### TEXTO PARA LEITURA:
┏━━

Desde o final do ano passado que as palavras “Inteligência Artificial” se tornaram de uso ainda mais comum do que aquele apresentado por filmes e séries, com a popularidade alcançada pelos grandes modelos de linguagem (‘large language models’, no inglês original) como o ChatGPT, o Bard ou outros.

Imagens criadas por IA, com solicitações humanas, têm ganhado prémios internacionais, revistas especializadas de ficção científica viram-se obrigadas a suspender a submissão de material por estarem a ser assoberbadas por contos gerados por IA, além de todas as dúvidas – é real ou é falso? - que têm suscitado imagens de figuras públicas em cenas inesperadas.

A Lusa falou com vários especialistas do setor das Artes para os ouvir sobre que expectativas têm acerca do impacto das IA no trabalho criativo. As opiniões vão do cauteloso ao otimista, com todos a fazerem a ressalva de que são especialistas em Arte e não em tecnologia.

A entrada das IA nas artes – visuais ou escritas – data da segunda metade do século XX, com o advento da computação, como lembrou à Lusa a curadora Marta Mestre, atual diretora artística do Centro Internacional das Artes José de Guimarães.

┗━━

Entradas do conjunto de dados
┏━━

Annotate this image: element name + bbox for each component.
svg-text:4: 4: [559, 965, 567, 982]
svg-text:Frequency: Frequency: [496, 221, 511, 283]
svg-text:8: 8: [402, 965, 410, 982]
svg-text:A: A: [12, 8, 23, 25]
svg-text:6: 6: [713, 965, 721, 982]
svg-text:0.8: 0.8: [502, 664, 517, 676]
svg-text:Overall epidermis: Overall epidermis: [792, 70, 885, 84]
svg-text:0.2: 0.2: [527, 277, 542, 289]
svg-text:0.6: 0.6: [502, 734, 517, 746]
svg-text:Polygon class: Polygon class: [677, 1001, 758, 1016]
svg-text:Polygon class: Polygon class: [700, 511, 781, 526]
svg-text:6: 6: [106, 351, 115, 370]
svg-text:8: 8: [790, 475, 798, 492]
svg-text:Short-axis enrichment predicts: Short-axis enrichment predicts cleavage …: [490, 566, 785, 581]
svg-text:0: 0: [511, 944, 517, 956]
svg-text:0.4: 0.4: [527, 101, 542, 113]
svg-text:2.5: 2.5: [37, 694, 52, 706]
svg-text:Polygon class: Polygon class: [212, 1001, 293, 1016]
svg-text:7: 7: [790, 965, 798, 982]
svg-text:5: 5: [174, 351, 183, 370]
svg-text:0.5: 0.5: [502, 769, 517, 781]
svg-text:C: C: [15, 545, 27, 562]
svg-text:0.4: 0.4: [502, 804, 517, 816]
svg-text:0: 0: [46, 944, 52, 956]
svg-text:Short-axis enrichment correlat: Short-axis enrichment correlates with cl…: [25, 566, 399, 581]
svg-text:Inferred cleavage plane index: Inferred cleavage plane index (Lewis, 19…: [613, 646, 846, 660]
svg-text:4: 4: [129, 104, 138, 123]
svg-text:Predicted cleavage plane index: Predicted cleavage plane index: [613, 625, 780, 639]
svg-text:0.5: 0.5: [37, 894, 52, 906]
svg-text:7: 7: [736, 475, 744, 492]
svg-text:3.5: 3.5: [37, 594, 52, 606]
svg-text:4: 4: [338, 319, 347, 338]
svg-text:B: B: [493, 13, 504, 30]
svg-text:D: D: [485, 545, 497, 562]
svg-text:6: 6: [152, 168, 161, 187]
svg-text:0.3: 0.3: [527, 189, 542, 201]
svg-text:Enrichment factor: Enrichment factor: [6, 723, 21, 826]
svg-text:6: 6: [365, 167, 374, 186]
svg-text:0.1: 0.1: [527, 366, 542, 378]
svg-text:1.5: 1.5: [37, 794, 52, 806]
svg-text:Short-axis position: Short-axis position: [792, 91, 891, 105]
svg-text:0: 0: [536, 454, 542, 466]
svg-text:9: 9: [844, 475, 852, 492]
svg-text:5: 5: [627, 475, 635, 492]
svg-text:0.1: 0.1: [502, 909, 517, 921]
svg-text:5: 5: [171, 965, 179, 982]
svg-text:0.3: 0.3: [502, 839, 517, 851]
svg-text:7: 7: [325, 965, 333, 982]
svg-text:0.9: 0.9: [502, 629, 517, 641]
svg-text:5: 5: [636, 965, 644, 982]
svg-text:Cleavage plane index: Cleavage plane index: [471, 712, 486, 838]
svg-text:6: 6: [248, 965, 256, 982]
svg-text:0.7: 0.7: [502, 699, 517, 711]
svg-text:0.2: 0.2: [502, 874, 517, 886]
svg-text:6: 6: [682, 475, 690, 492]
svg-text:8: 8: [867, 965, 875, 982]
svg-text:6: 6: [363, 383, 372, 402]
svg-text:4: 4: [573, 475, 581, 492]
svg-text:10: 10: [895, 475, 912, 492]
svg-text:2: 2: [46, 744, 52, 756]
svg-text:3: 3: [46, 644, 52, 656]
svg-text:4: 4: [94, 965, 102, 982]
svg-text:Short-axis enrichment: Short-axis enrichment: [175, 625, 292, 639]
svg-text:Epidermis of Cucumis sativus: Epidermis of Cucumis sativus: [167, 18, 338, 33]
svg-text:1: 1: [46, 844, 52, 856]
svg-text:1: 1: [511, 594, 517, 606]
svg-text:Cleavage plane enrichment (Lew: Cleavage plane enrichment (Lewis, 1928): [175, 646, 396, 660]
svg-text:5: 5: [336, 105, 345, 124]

┗━━

### TAREFA A REALIZAR A:
Altere o texto para leitura, de "Desde o final" a "Bard ou outros.", pondo "ano anterior" no lugar de "ano passado".
### TAREFA A REALIZAR B:
Com base no texto sobre a inteligência artificial nas artes, responda:
(i) Por que motivo algumas revistas especializadas de ficção científica suspenderam a submissão de material?
(ii) Que ressalva fizeram todos os especialistas ouvidos pela Lusa?
(iii) Que cargo ocupa atualmente a curadora Marta Mestre?
### TAREFA A REALIZAR C:
Resuma o texto sobre a inteligência artificial nas artes em duas frases.
O material não tem qualquer relação com o texto.

### RESOLUÇÃO PROPOSTA A:
Desde o final do ano anterior que as palavras “Inteligência Artificial” se tornaram de uso ainda mais comum do que aquele apresentado por filmes e séries, com a popularidade alcançada pelos grandes modelos de linguagem (‘large language models’, no inglês original) como o ChatGPT, o Bard ou outros.

### RESOLUÇÃO PROPOSTA B:
(i) Por estarem a ser assoberbadas por contos gerados por IA.
(ii) A de que são especialistas em Arte e não em tecnologia.
(iii) É diretora artística do Centro Internacional das Artes José de Guimarães.

### RESOLUÇÃO PROPOSTA C:
Com a popularidade dos grandes modelos de linguagem, a inteligência artificial tornou-se tema comum, e imagens e contos gerados por IA têm ganhado prémios, sobrecarregado revistas de ficção científica e levantado dúvidas sobre o que é real. A Lusa ouviu especialistas das Artes, com opiniões entre o cauteloso e o otimista, e a curadora Marta Mestre lembrou que a entrada das IA nas artes data da segunda metade do século XX.